» Task brief: Every record below should be written out exactly; pictures stay out.

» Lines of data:

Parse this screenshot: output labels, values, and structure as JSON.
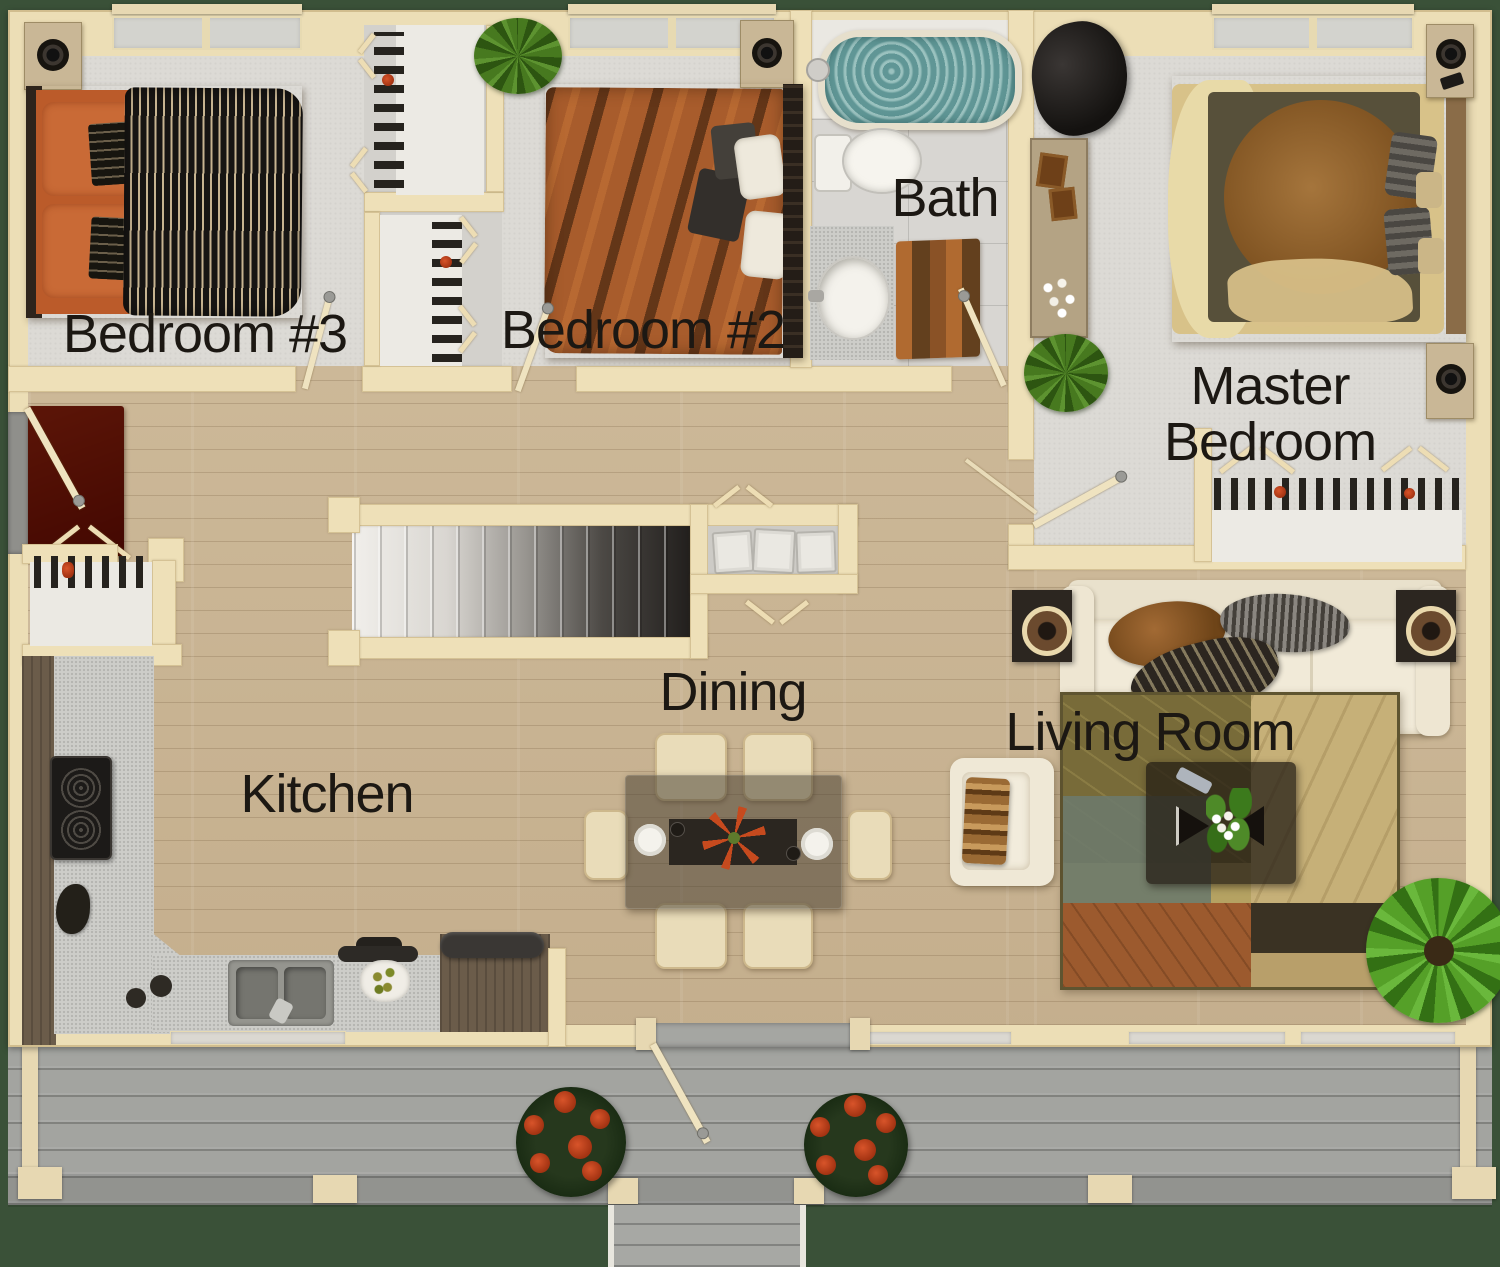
{
  "floor_plan": {
    "view": "top-down rendered residential floor plan",
    "rooms": [
      {
        "id": "bedroom-3",
        "label": "Bedroom #3"
      },
      {
        "id": "bedroom-2",
        "label": "Bedroom #2"
      },
      {
        "id": "bath",
        "label": "Bath"
      },
      {
        "id": "master-bedroom",
        "label": "Master Bedroom",
        "label_lines": [
          "Master",
          "Bedroom"
        ]
      },
      {
        "id": "kitchen",
        "label": "Kitchen"
      },
      {
        "id": "dining",
        "label": "Dining"
      },
      {
        "id": "living-room",
        "label": "Living Room"
      }
    ],
    "furnishings": {
      "bedroom-3": [
        "double bed with orange sheets and black striped duvet",
        "corner speaker cabinet",
        "closet with shoes"
      ],
      "bedroom-2": [
        "double bed with patterned orange duvet",
        "nightstand with speaker",
        "potted plant",
        "closet with shoes"
      ],
      "bath": [
        "bathtub with water",
        "toilet",
        "vanity sink",
        "wave-pattern rug"
      ],
      "master-bedroom": [
        "king bed with circle-pattern quilt",
        "two nightstands with speakers",
        "dresser with photos and flowers",
        "black lounge chair",
        "potted plant",
        "closet with shoes"
      ],
      "kitchen": [
        "L-shaped counter",
        "range with two burners",
        "double sink",
        "countertop appliances",
        "plate of food"
      ],
      "dining": [
        "glass dining table",
        "six cream chairs",
        "dark runner with red flower centerpiece",
        "two place settings"
      ],
      "living-room": [
        "three-seat sofa with throws",
        "two end tables with lamps",
        "armchair with blanket",
        "coffee table with plant and remote",
        "patchwork area rug",
        "palm plant"
      ],
      "hall": [
        "staircase",
        "storage closet",
        "pantry nook with baskets",
        "side entry door with red rug"
      ],
      "deck": [
        "gray plank deck",
        "two planters with red flowers",
        "front steps",
        "railing posts"
      ]
    },
    "palette": {
      "grass": "#3a5138",
      "wall": "#ecdeb6",
      "carpet": "#dcdad5",
      "wood_floor": "#c6b292",
      "deck": "#a3a4a0",
      "tile": "#d8d6d2",
      "label_text": "#1c1813",
      "accent_orange": "#bb5b2a",
      "tub_water": "#6fa7a6",
      "entry_rug": "#8c2f12"
    }
  }
}
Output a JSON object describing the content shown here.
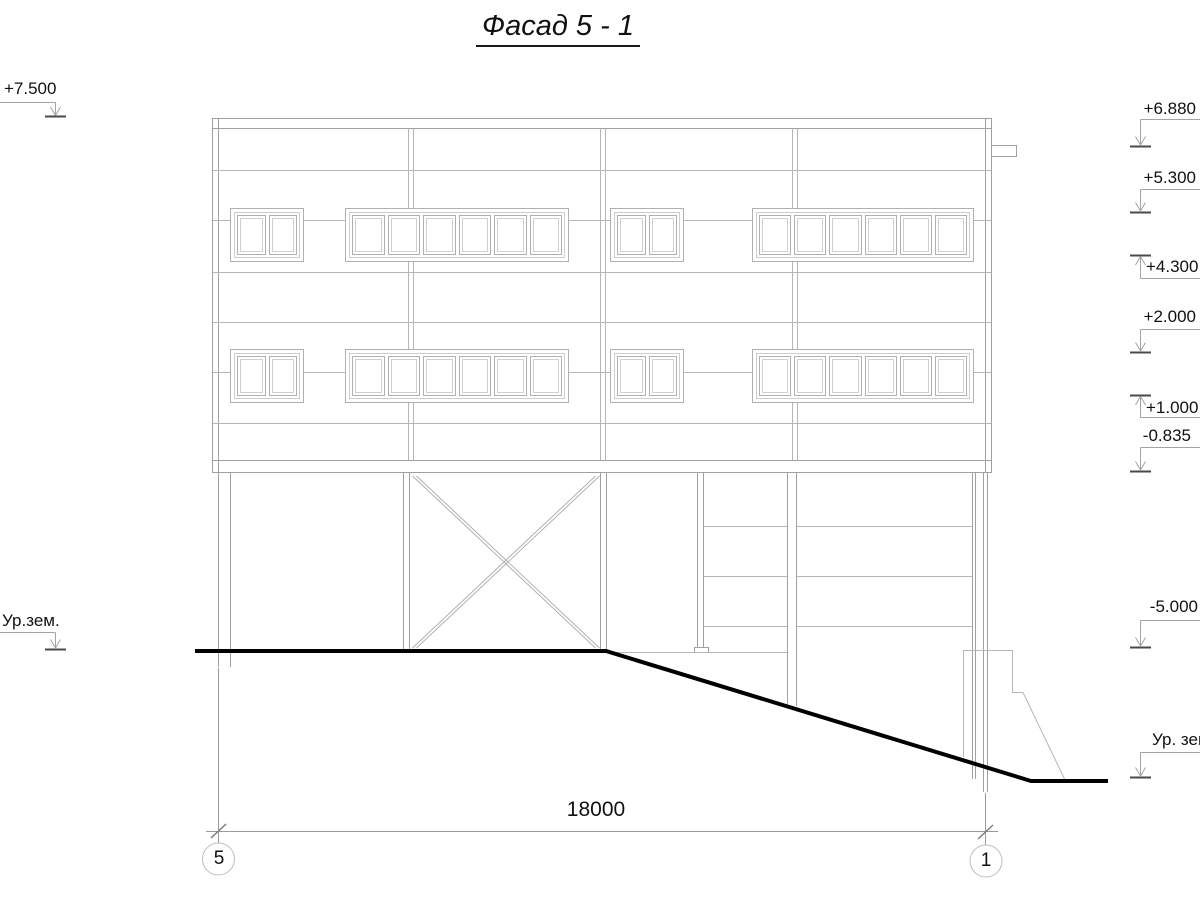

» Exercise answer:
Parse this screenshot: output labels, values, and structure as JSON.
{
  "floor_plan": {
    "view": "top-down rendered residential floor plan",
    "rooms": [
      {
        "id": "bedroom-3",
        "label": "Bedroom #3"
      },
      {
        "id": "bedroom-2",
        "label": "Bedroom #2"
      },
      {
        "id": "bath",
        "label": "Bath"
      },
      {
        "id": "master-bedroom",
        "label": "Master Bedroom",
        "label_lines": [
          "Master",
          "Bedroom"
        ]
      },
      {
        "id": "kitchen",
        "label": "Kitchen"
      },
      {
        "id": "dining",
        "label": "Dining"
      },
      {
        "id": "living-room",
        "label": "Living Room"
      }
    ],
    "furnishings": {
      "bedroom-3": [
        "double bed with orange sheets and black striped duvet",
        "corner speaker cabinet",
        "closet with shoes"
      ],
      "bedroom-2": [
        "double bed with patterned orange duvet",
        "nightstand with speaker",
        "potted plant",
        "closet with shoes"
      ],
      "bath": [
        "bathtub with water",
        "toilet",
        "vanity sink",
        "wave-pattern rug"
      ],
      "master-bedroom": [
        "king bed with circle-pattern quilt",
        "two nightstands with speakers",
        "dresser with photos and flowers",
        "black lounge chair",
        "potted plant",
        "closet with shoes"
      ],
      "kitchen": [
        "L-shaped counter",
        "range with two burners",
        "double sink",
        "countertop appliances",
        "plate of food"
      ],
      "dining": [
        "glass dining table",
        "six cream chairs",
        "dark runner with red flower centerpiece",
        "two place settings"
      ],
      "living-room": [
        "three-seat sofa with throws",
        "two end tables with lamps",
        "armchair with blanket",
        "coffee table with plant and remote",
        "patchwork area rug",
        "palm plant"
      ],
      "hall": [
        "staircase",
        "storage closet",
        "pantry nook with baskets",
        "side entry door with red rug"
      ],
      "deck": [
        "gray plank deck",
        "two planters with red flowers",
        "front steps",
        "railing posts"
      ]
    },
    "palette": {
      "grass": "#3a5138",
      "wall": "#ecdeb6",
      "carpet": "#dcdad5",
      "wood_floor": "#c6b292",
      "deck": "#a3a4a0",
      "tile": "#d8d6d2",
      "label_text": "#1c1813",
      "accent_orange": "#bb5b2a",
      "tub_water": "#6fa7a6",
      "entry_rug": "#8c2f12"
    }
  }
}
Output a JSON object describing the content shown here.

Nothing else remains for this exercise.